**Short problem**
Can you transcribe every record below exactly as it appears?

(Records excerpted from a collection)
%%

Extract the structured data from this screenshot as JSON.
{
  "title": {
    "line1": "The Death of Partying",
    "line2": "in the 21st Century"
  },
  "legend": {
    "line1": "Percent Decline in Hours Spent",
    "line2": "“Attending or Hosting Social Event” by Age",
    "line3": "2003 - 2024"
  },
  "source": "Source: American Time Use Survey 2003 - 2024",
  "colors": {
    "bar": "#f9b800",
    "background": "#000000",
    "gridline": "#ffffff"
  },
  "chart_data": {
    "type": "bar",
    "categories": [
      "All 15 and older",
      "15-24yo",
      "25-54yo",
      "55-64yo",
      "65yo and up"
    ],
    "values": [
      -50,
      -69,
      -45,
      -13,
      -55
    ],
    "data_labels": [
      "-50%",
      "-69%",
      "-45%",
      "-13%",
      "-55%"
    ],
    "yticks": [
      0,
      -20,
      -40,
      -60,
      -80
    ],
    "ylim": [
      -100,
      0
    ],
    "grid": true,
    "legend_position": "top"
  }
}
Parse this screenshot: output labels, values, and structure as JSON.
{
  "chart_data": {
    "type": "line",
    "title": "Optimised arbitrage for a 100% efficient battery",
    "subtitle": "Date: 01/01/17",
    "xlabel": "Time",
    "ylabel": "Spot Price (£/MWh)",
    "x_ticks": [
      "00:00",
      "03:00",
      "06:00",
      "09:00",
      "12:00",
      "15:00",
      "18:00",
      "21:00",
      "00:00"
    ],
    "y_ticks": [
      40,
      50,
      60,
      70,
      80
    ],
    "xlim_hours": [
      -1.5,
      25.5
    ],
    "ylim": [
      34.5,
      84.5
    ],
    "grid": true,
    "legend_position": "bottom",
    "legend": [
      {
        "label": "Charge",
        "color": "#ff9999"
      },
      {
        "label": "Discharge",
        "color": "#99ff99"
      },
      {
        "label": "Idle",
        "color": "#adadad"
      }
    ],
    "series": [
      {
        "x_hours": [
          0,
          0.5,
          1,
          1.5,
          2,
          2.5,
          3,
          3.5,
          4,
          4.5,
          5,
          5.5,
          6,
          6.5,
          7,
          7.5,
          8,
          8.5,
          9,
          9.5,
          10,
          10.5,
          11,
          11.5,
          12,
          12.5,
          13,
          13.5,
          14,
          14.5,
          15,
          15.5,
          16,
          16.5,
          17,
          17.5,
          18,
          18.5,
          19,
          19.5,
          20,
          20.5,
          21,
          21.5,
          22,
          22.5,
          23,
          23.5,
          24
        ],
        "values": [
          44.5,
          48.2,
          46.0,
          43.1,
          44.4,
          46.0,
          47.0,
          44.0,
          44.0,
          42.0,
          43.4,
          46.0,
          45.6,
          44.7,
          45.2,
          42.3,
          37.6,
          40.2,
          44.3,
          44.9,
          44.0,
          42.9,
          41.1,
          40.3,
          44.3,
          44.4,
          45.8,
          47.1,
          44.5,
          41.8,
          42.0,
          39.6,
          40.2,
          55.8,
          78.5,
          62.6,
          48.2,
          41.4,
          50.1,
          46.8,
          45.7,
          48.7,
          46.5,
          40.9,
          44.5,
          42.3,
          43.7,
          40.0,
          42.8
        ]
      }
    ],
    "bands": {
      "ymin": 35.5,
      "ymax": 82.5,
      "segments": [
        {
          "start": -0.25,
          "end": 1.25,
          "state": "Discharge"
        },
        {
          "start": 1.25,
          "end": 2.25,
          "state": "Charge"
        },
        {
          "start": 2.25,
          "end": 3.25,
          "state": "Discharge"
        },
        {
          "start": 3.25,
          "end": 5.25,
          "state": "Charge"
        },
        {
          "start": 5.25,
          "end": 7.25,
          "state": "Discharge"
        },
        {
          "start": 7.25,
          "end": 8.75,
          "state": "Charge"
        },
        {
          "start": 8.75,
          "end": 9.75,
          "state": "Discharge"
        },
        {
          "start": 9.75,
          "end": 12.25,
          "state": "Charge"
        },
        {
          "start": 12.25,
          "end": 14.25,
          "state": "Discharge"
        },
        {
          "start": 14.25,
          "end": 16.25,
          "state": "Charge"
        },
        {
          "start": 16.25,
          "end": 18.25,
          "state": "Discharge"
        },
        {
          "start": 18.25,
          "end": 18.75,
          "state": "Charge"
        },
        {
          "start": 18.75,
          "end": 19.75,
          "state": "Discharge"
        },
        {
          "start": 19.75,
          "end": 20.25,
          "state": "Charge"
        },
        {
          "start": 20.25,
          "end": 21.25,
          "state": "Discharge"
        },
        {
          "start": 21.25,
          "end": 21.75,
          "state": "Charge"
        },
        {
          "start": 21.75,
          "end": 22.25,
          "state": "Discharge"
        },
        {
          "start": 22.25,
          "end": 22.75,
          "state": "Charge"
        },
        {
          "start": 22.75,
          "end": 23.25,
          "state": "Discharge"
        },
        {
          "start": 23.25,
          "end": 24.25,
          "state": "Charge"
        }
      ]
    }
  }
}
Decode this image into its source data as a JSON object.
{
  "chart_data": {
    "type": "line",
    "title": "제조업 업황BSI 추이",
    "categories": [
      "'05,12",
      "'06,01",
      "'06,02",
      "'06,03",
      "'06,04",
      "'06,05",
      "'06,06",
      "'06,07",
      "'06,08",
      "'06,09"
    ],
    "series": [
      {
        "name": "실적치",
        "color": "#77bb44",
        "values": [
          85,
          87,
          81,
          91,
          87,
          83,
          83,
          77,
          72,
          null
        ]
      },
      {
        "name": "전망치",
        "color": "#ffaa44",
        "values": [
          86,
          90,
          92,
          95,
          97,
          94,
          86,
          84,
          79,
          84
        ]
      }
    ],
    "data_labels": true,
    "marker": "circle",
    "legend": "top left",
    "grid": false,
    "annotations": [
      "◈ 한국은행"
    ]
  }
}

%%

**Solution for this task**
Extract the structured data from this screenshot as JSON.
{
  "title": {
    "line1": "The Death of Partying",
    "line2": "in the 21st Century"
  },
  "legend": {
    "line1": "Percent Decline in Hours Spent",
    "line2": "“Attending or Hosting Social Event” by Age",
    "line3": "2003 - 2024"
  },
  "source": "Source: American Time Use Survey 2003 - 2024",
  "colors": {
    "bar": "#f9b800",
    "background": "#000000",
    "gridline": "#ffffff"
  },
  "chart_data": {
    "type": "bar",
    "categories": [
      "All 15 and older",
      "15-24yo",
      "25-54yo",
      "55-64yo",
      "65yo and up"
    ],
    "values": [
      -50,
      -69,
      -45,
      -13,
      -55
    ],
    "data_labels": [
      "-50%",
      "-69%",
      "-45%",
      "-13%",
      "-55%"
    ],
    "yticks": [
      0,
      -20,
      -40,
      -60,
      -80
    ],
    "ylim": [
      -100,
      0
    ],
    "grid": true,
    "legend_position": "top"
  }
}
Parse this screenshot: output labels, values, and structure as JSON.
{
  "chart_data": {
    "type": "line",
    "title": "Optimised arbitrage for a 100% efficient battery",
    "subtitle": "Date: 01/01/17",
    "xlabel": "Time",
    "ylabel": "Spot Price (£/MWh)",
    "x_ticks": [
      "00:00",
      "03:00",
      "06:00",
      "09:00",
      "12:00",
      "15:00",
      "18:00",
      "21:00",
      "00:00"
    ],
    "y_ticks": [
      40,
      50,
      60,
      70,
      80
    ],
    "xlim_hours": [
      -1.5,
      25.5
    ],
    "ylim": [
      34.5,
      84.5
    ],
    "grid": true,
    "legend_position": "bottom",
    "legend": [
      {
        "label": "Charge",
        "color": "#ff9999"
      },
      {
        "label": "Discharge",
        "color": "#99ff99"
      },
      {
        "label": "Idle",
        "color": "#adadad"
      }
    ],
    "series": [
      {
        "x_hours": [
          0,
          0.5,
          1,
          1.5,
          2,
          2.5,
          3,
          3.5,
          4,
          4.5,
          5,
          5.5,
          6,
          6.5,
          7,
          7.5,
          8,
          8.5,
          9,
          9.5,
          10,
          10.5,
          11,
          11.5,
          12,
          12.5,
          13,
          13.5,
          14,
          14.5,
          15,
          15.5,
          16,
          16.5,
          17,
          17.5,
          18,
          18.5,
          19,
          19.5,
          20,
          20.5,
          21,
          21.5,
          22,
          22.5,
          23,
          23.5,
          24
        ],
        "values": [
          44.5,
          48.2,
          46.0,
          43.1,
          44.4,
          46.0,
          47.0,
          44.0,
          44.0,
          42.0,
          43.4,
          46.0,
          45.6,
          44.7,
          45.2,
          42.3,
          37.6,
          40.2,
          44.3,
          44.9,
          44.0,
          42.9,
          41.1,
          40.3,
          44.3,
          44.4,
          45.8,
          47.1,
          44.5,
          41.8,
          42.0,
          39.6,
          40.2,
          55.8,
          78.5,
          62.6,
          48.2,
          41.4,
          50.1,
          46.8,
          45.7,
          48.7,
          46.5,
          40.9,
          44.5,
          42.3,
          43.7,
          40.0,
          42.8
        ]
      }
    ],
    "bands": {
      "ymin": 35.5,
      "ymax": 82.5,
      "segments": [
        {
          "start": -0.25,
          "end": 1.25,
          "state": "Discharge"
        },
        {
          "start": 1.25,
          "end": 2.25,
          "state": "Charge"
        },
        {
          "start": 2.25,
          "end": 3.25,
          "state": "Discharge"
        },
        {
          "start": 3.25,
          "end": 5.25,
          "state": "Charge"
        },
        {
          "start": 5.25,
          "end": 7.25,
          "state": "Discharge"
        },
        {
          "start": 7.25,
          "end": 8.75,
          "state": "Charge"
        },
        {
          "start": 8.75,
          "end": 9.75,
          "state": "Discharge"
        },
        {
          "start": 9.75,
          "end": 12.25,
          "state": "Charge"
        },
        {
          "start": 12.25,
          "end": 14.25,
          "state": "Discharge"
        },
        {
          "start": 14.25,
          "end": 16.25,
          "state": "Charge"
        },
        {
          "start": 16.25,
          "end": 18.25,
          "state": "Discharge"
        },
        {
          "start": 18.25,
          "end": 18.75,
          "state": "Charge"
        },
        {
          "start": 18.75,
          "end": 19.75,
          "state": "Discharge"
        },
        {
          "start": 19.75,
          "end": 20.25,
          "state": "Charge"
        },
        {
          "start": 20.25,
          "end": 21.25,
          "state": "Discharge"
        },
        {
          "start": 21.25,
          "end": 21.75,
          "state": "Charge"
        },
        {
          "start": 21.75,
          "end": 22.25,
          "state": "Discharge"
        },
        {
          "start": 22.25,
          "end": 22.75,
          "state": "Charge"
        },
        {
          "start": 22.75,
          "end": 23.25,
          "state": "Discharge"
        },
        {
          "start": 23.25,
          "end": 24.25,
          "state": "Charge"
        }
      ]
    }
  }
}
Decode this image into its source data as a JSON object.
{
  "chart_data": {
    "type": "line",
    "title": "제조업 업황BSI 추이",
    "categories": [
      "'05,12",
      "'06,01",
      "'06,02",
      "'06,03",
      "'06,04",
      "'06,05",
      "'06,06",
      "'06,07",
      "'06,08",
      "'06,09"
    ],
    "series": [
      {
        "name": "실적치",
        "color": "#77bb44",
        "values": [
          85,
          87,
          81,
          91,
          87,
          83,
          83,
          77,
          72,
          null
        ]
      },
      {
        "name": "전망치",
        "color": "#ffaa44",
        "values": [
          86,
          90,
          92,
          95,
          97,
          94,
          86,
          84,
          79,
          84
        ]
      }
    ],
    "data_labels": true,
    "marker": "circle",
    "legend": "top left",
    "grid": false,
    "annotations": [
      "◈ 한국은행"
    ]
  }
}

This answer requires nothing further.